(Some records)
___

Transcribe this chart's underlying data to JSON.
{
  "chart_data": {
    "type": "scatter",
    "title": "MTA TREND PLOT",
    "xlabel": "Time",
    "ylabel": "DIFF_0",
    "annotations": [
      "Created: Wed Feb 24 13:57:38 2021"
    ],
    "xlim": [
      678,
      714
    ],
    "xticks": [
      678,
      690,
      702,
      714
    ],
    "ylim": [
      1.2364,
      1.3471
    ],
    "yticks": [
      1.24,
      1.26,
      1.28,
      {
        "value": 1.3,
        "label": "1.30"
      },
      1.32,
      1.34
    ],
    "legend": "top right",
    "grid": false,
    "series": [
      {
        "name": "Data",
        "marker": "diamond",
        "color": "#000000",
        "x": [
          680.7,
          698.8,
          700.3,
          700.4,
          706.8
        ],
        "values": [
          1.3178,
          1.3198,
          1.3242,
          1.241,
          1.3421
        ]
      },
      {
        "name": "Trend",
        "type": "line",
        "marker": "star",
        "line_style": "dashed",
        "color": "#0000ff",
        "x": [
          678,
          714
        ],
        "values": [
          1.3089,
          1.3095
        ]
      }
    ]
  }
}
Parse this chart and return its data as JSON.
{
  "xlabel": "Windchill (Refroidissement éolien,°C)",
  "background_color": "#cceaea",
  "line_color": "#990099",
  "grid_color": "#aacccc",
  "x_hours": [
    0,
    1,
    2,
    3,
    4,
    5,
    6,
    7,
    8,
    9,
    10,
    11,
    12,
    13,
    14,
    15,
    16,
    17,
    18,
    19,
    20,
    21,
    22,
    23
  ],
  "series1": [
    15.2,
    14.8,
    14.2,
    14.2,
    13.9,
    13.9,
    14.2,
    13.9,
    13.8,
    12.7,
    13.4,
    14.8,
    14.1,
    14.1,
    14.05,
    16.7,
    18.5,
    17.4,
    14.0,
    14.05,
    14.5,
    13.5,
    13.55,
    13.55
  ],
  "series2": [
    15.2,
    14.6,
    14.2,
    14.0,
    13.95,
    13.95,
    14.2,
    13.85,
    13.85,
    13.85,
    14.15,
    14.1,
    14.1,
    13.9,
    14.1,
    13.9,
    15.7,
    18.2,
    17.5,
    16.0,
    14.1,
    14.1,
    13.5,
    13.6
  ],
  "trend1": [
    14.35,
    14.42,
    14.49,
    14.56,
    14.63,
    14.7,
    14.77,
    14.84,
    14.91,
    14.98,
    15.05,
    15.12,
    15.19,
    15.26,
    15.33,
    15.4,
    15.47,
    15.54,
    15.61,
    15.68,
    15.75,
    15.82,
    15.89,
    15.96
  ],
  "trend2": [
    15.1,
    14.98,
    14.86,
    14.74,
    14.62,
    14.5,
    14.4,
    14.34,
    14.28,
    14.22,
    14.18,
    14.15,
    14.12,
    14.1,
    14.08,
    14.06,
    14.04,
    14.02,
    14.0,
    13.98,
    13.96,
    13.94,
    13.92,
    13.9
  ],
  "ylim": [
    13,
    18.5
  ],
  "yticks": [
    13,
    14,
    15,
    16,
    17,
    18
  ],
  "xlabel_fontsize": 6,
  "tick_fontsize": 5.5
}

___

PROMPT -> Write out only the final block of lines, starting at the line with "Parse this chart and return its data as JSON." and running to the end of the material.

SOLUTION TO THIS EXERCISE ->
Parse this chart and return its data as JSON.
{
  "xlabel": "Windchill (Refroidissement éolien,°C)",
  "background_color": "#cceaea",
  "line_color": "#990099",
  "grid_color": "#aacccc",
  "x_hours": [
    0,
    1,
    2,
    3,
    4,
    5,
    6,
    7,
    8,
    9,
    10,
    11,
    12,
    13,
    14,
    15,
    16,
    17,
    18,
    19,
    20,
    21,
    22,
    23
  ],
  "series1": [
    15.2,
    14.8,
    14.2,
    14.2,
    13.9,
    13.9,
    14.2,
    13.9,
    13.8,
    12.7,
    13.4,
    14.8,
    14.1,
    14.1,
    14.05,
    16.7,
    18.5,
    17.4,
    14.0,
    14.05,
    14.5,
    13.5,
    13.55,
    13.55
  ],
  "series2": [
    15.2,
    14.6,
    14.2,
    14.0,
    13.95,
    13.95,
    14.2,
    13.85,
    13.85,
    13.85,
    14.15,
    14.1,
    14.1,
    13.9,
    14.1,
    13.9,
    15.7,
    18.2,
    17.5,
    16.0,
    14.1,
    14.1,
    13.5,
    13.6
  ],
  "trend1": [
    14.35,
    14.42,
    14.49,
    14.56,
    14.63,
    14.7,
    14.77,
    14.84,
    14.91,
    14.98,
    15.05,
    15.12,
    15.19,
    15.26,
    15.33,
    15.4,
    15.47,
    15.54,
    15.61,
    15.68,
    15.75,
    15.82,
    15.89,
    15.96
  ],
  "trend2": [
    15.1,
    14.98,
    14.86,
    14.74,
    14.62,
    14.5,
    14.4,
    14.34,
    14.28,
    14.22,
    14.18,
    14.15,
    14.12,
    14.1,
    14.08,
    14.06,
    14.04,
    14.02,
    14.0,
    13.98,
    13.96,
    13.94,
    13.92,
    13.9
  ],
  "ylim": [
    13,
    18.5
  ],
  "yticks": [
    13,
    14,
    15,
    16,
    17,
    18
  ],
  "xlabel_fontsize": 6,
  "tick_fontsize": 5.5
}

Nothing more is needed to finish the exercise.